Output the data below in full, character for character.

Extracted records:
################

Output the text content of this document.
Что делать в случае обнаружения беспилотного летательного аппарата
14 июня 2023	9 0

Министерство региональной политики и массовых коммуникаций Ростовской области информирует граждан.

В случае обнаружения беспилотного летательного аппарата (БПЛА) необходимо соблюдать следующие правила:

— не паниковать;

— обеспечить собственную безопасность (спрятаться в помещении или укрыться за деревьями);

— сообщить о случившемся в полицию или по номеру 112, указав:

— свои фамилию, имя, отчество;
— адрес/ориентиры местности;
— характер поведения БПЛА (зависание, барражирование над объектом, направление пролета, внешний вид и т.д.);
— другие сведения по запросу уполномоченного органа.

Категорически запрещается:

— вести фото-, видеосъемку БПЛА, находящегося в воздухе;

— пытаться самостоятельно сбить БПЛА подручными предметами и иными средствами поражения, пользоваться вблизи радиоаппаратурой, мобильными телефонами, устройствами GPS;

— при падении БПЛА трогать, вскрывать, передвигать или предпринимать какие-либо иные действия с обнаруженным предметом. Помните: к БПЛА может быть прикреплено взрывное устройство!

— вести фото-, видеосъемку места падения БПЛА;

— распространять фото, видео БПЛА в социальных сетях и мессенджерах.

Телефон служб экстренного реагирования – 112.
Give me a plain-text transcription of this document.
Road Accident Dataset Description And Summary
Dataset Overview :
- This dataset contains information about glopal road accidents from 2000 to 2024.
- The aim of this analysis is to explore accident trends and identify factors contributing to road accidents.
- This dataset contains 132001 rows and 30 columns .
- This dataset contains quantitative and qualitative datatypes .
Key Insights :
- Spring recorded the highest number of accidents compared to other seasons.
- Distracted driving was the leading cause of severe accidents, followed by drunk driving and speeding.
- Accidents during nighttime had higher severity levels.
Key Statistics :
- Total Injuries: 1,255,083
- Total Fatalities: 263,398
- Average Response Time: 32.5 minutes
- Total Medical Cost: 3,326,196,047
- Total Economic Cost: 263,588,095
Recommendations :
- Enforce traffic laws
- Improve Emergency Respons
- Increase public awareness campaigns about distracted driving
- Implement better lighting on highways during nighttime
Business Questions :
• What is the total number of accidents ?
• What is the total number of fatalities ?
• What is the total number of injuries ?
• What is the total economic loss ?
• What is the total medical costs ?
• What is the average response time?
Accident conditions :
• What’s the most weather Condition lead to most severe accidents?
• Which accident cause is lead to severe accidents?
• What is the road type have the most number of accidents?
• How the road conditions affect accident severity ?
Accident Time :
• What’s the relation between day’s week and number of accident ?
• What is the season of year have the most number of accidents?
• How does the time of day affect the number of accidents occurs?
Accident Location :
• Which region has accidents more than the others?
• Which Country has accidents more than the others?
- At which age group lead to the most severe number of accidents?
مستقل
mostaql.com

################

Exercise result
Output the text content of this document.
Что делать в случае обнаружения беспилотного летательного аппарата
14 июня 2023	9 0

Министерство региональной политики и массовых коммуникаций Ростовской области информирует граждан.

В случае обнаружения беспилотного летательного аппарата (БПЛА) необходимо соблюдать следующие правила:

— не паниковать;

— обеспечить собственную безопасность (спрятаться в помещении или укрыться за деревьями);

— сообщить о случившемся в полицию или по номеру 112, указав:

— свои фамилию, имя, отчество;
— адрес/ориентиры местности;
— характер поведения БПЛА (зависание, барражирование над объектом, направление пролета, внешний вид и т.д.);
— другие сведения по запросу уполномоченного органа.

Категорически запрещается:

— вести фото-, видеосъемку БПЛА, находящегося в воздухе;

— пытаться самостоятельно сбить БПЛА подручными предметами и иными средствами поражения, пользоваться вблизи радиоаппаратурой, мобильными телефонами, устройствами GPS;

— при падении БПЛА трогать, вскрывать, передвигать или предпринимать какие-либо иные действия с обнаруженным предметом. Помните: к БПЛА может быть прикреплено взрывное устройство!

— вести фото-, видеосъемку места падения БПЛА;

— распространять фото, видео БПЛА в социальных сетях и мессенджерах.

Телефон служб экстренного реагирования – 112.
Give me a plain-text transcription of this document.
Road Accident Dataset Description And Summary
Dataset Overview :
- This dataset contains information about glopal road accidents from 2000 to 2024.
- The aim of this analysis is to explore accident trends and identify factors contributing to road accidents.
- This dataset contains 132001 rows and 30 columns .
- This dataset contains quantitative and qualitative datatypes .
Key Insights :
- Spring recorded the highest number of accidents compared to other seasons.
- Distracted driving was the leading cause of severe accidents, followed by drunk driving and speeding.
- Accidents during nighttime had higher severity levels.
Key Statistics :
- Total Injuries: 1,255,083
- Total Fatalities: 263,398
- Average Response Time: 32.5 minutes
- Total Medical Cost: 3,326,196,047
- Total Economic Cost: 263,588,095
Recommendations :
- Enforce traffic laws
- Improve Emergency Respons
- Increase public awareness campaigns about distracted driving
- Implement better lighting on highways during nighttime
Business Questions :
• What is the total number of accidents ?
• What is the total number of fatalities ?
• What is the total number of injuries ?
• What is the total economic loss ?
• What is the total medical costs ?
• What is the average response time?
Accident conditions :
• What’s the most weather Condition lead to most severe accidents?
• Which accident cause is lead to severe accidents?
• What is the road type have the most number of accidents?
• How the road conditions affect accident severity ?
Accident Time :
• What’s the relation between day’s week and number of accident ?
• What is the season of year have the most number of accidents?
• How does the time of day affect the number of accidents occurs?
Accident Location :
• Which region has accidents more than the others?
• Which Country has accidents more than the others?
- At which age group lead to the most severe number of accidents?
مستقل
mostaql.com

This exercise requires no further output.